:: Task description ::
Every line of the records below that has the word "العالمية" should be copied.

:: Given entries ::
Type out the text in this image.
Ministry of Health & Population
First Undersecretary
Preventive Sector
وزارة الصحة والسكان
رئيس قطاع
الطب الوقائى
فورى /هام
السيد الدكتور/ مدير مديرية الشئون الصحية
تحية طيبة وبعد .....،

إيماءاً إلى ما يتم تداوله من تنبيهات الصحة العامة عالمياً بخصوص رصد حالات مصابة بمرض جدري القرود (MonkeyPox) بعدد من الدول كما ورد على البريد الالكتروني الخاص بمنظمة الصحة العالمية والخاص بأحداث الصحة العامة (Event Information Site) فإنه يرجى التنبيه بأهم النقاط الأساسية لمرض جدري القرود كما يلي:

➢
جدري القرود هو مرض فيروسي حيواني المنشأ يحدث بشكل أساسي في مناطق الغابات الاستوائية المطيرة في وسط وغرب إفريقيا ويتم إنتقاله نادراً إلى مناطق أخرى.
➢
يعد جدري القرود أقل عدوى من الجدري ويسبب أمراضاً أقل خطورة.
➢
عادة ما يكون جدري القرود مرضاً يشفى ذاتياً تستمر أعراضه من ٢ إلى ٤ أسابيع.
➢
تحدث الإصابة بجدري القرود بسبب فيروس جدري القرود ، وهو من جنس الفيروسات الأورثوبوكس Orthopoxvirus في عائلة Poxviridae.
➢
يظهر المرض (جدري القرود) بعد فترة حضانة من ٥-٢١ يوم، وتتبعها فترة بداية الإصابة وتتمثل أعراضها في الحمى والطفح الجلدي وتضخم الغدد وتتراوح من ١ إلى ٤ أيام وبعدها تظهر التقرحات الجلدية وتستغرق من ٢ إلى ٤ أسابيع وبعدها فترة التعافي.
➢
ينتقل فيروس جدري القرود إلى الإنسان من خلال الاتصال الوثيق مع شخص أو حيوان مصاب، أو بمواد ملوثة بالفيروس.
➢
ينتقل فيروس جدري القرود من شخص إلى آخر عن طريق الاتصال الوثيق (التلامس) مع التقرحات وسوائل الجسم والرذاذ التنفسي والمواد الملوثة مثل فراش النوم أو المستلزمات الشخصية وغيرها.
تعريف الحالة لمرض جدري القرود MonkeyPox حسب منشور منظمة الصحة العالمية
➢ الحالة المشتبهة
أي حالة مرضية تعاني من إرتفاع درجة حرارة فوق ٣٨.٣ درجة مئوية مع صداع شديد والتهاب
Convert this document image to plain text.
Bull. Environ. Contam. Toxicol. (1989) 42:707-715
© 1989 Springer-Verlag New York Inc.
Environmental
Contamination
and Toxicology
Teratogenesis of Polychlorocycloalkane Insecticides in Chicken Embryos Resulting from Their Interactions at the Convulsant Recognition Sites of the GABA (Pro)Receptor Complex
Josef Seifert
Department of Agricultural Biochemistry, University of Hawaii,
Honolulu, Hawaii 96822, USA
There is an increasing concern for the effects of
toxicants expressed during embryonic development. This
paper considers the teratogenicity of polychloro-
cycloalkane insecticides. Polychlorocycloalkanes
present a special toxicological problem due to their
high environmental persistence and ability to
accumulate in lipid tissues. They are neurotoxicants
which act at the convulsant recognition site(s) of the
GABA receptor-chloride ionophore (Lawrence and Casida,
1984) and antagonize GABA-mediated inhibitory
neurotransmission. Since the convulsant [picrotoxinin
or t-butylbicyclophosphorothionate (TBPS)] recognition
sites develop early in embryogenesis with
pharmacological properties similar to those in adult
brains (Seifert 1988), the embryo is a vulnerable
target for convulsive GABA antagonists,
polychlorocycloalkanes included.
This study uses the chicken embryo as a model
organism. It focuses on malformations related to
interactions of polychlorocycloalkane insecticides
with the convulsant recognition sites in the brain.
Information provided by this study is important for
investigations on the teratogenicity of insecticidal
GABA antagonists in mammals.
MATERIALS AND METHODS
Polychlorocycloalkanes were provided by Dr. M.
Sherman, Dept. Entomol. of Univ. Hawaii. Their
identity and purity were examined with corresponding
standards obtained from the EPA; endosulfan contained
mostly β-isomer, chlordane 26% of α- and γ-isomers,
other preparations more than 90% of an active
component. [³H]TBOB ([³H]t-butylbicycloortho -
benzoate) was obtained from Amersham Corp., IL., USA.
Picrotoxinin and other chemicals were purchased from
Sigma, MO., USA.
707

:: Exercise result ::
إيماءاً إلى ما يتم تداوله من تنبيهات الصحة العامة عالمياً بخصوص رصد حالات مصابة بمرض جدري القرود (MonkeyPox) بعدد من الدول كما ورد على البريد الالكتروني الخاص بمنظمة الصحة العالمية والخاص بأحداث الصحة العامة (Event Information Site) فإنه يرجى التنبيه بأهم النقاط الأساسية لمرض جدري القرود كما يلي:
تعريف الحالة لمرض جدري القرود MonkeyPox حسب منشور منظمة الصحة العالمية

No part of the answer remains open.